#### WORK TO COMPLETE:
Keep only the lines that hold the string "familiar", filtering out the rest of the entries below.

★ ★ ★

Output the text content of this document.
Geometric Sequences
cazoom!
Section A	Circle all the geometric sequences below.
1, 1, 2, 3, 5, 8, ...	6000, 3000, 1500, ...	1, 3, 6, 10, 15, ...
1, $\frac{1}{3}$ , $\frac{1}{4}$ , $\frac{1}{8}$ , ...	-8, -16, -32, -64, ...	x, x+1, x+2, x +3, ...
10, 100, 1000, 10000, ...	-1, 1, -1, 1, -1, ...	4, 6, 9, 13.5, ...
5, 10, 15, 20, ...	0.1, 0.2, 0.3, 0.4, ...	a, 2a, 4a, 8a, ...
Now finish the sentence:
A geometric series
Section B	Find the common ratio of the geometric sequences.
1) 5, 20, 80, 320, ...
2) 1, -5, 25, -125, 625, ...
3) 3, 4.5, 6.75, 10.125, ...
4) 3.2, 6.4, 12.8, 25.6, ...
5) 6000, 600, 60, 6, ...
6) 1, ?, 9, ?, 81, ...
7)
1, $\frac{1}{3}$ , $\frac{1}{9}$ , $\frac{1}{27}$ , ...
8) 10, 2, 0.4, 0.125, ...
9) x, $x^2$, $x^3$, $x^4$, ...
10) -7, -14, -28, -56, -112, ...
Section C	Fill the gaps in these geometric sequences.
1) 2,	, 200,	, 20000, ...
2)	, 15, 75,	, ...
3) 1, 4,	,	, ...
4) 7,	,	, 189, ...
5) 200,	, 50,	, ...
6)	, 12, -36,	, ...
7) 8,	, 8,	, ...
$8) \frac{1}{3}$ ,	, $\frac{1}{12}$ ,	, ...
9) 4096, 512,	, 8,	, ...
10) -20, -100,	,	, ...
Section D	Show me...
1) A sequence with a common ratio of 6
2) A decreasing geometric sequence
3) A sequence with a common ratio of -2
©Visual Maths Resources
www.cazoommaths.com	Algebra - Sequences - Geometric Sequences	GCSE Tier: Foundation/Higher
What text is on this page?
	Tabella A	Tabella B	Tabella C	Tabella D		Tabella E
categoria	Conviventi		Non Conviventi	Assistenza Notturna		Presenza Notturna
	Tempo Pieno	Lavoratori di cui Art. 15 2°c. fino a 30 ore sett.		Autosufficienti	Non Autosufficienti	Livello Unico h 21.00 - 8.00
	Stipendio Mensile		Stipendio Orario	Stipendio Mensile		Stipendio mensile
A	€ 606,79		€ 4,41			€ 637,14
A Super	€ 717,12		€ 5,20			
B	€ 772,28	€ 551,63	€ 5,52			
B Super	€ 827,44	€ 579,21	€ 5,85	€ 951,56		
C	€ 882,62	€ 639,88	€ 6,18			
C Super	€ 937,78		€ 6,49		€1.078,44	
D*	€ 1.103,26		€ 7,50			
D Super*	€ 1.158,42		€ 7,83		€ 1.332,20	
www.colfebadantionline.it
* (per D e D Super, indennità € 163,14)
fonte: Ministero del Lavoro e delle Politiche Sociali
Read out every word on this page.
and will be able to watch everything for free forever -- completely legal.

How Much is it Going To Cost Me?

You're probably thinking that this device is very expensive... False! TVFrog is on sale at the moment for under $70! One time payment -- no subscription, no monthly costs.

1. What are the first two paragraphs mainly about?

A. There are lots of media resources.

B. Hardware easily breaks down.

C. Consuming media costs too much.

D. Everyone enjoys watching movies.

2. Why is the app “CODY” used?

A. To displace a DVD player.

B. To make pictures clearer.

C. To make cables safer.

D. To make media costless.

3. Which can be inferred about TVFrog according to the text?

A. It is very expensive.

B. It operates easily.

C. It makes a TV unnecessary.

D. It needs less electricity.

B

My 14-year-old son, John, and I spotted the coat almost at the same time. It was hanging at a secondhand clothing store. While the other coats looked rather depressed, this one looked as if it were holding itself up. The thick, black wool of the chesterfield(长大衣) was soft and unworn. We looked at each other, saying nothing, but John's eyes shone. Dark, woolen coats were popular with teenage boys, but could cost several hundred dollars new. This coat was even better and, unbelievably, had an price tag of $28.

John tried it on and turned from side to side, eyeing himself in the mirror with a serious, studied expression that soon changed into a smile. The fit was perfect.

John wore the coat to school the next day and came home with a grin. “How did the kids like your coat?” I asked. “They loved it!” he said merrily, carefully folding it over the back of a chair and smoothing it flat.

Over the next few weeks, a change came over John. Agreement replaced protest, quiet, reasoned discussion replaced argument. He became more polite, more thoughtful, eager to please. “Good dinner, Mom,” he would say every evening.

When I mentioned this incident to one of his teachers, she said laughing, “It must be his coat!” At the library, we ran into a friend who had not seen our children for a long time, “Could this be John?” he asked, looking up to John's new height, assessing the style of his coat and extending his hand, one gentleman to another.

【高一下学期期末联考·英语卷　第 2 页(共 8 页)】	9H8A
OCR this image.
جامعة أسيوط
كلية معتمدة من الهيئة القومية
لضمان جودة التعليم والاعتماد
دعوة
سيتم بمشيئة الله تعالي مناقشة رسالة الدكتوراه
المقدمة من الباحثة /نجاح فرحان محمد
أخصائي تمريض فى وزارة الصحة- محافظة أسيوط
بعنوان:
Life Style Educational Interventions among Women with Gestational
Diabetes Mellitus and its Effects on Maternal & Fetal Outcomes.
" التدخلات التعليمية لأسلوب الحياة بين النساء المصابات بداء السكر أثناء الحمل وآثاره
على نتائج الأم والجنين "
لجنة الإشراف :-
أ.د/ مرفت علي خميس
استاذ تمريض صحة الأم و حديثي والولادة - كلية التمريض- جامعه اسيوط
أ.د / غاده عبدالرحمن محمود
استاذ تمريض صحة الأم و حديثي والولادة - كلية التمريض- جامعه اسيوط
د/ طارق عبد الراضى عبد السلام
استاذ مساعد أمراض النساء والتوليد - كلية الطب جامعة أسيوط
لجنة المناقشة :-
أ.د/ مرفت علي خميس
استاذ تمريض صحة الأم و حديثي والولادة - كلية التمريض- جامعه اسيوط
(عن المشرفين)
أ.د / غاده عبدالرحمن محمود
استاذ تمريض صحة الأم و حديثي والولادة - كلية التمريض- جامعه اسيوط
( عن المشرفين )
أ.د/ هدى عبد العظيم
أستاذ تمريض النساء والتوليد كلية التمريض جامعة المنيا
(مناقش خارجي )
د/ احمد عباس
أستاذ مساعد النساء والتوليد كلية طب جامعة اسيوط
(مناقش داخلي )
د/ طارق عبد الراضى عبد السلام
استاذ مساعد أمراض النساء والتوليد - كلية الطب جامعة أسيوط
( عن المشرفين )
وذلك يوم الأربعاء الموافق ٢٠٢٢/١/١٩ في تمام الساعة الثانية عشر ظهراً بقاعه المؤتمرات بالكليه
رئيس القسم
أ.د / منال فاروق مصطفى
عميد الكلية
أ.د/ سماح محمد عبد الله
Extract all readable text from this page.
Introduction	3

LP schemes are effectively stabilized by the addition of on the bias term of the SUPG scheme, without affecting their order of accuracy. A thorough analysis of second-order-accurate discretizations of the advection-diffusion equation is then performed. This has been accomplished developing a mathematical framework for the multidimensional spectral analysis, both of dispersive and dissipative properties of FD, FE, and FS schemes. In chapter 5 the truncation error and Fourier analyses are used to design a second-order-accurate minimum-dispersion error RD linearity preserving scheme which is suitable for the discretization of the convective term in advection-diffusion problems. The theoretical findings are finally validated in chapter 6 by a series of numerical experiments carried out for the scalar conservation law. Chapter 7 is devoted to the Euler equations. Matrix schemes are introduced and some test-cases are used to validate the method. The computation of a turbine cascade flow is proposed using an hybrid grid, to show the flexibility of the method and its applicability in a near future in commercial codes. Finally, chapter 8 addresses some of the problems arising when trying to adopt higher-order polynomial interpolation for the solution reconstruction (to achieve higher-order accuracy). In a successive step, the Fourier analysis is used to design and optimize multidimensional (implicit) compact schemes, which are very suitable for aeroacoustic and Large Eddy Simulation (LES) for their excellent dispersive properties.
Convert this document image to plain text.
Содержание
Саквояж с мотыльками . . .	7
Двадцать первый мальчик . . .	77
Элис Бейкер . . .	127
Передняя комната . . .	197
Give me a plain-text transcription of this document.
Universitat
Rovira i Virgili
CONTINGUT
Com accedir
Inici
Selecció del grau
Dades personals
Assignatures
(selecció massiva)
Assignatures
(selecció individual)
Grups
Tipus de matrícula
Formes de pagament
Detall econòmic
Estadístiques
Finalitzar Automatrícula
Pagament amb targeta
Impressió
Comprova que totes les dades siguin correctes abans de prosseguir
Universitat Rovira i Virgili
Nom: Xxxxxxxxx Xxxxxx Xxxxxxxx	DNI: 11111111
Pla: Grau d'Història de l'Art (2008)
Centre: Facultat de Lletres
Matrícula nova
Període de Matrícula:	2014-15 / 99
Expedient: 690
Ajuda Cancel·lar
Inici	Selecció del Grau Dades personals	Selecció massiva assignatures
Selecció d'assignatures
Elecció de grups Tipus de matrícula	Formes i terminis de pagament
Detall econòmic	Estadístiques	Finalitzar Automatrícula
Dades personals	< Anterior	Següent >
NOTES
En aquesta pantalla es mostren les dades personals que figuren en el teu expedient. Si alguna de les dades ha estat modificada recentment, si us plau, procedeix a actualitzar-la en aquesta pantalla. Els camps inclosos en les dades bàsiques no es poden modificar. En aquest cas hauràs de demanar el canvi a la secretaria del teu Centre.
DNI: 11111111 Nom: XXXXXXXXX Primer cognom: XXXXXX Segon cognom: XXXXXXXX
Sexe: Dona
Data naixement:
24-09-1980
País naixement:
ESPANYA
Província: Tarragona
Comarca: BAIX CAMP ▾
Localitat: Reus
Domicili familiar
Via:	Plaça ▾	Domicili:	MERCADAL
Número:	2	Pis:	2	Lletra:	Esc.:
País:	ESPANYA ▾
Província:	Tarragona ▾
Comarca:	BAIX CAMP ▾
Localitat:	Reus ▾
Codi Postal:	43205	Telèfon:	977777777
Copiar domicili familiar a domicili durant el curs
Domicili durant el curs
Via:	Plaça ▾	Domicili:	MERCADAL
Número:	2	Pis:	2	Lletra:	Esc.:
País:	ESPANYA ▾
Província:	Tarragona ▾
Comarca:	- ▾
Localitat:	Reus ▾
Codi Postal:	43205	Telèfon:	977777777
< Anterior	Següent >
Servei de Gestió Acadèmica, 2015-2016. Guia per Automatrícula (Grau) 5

★ ★ ★

#### ANSWER TO THE EXERCISE:
Domicili familiar
Copiar domicili familiar a domicili durant el curs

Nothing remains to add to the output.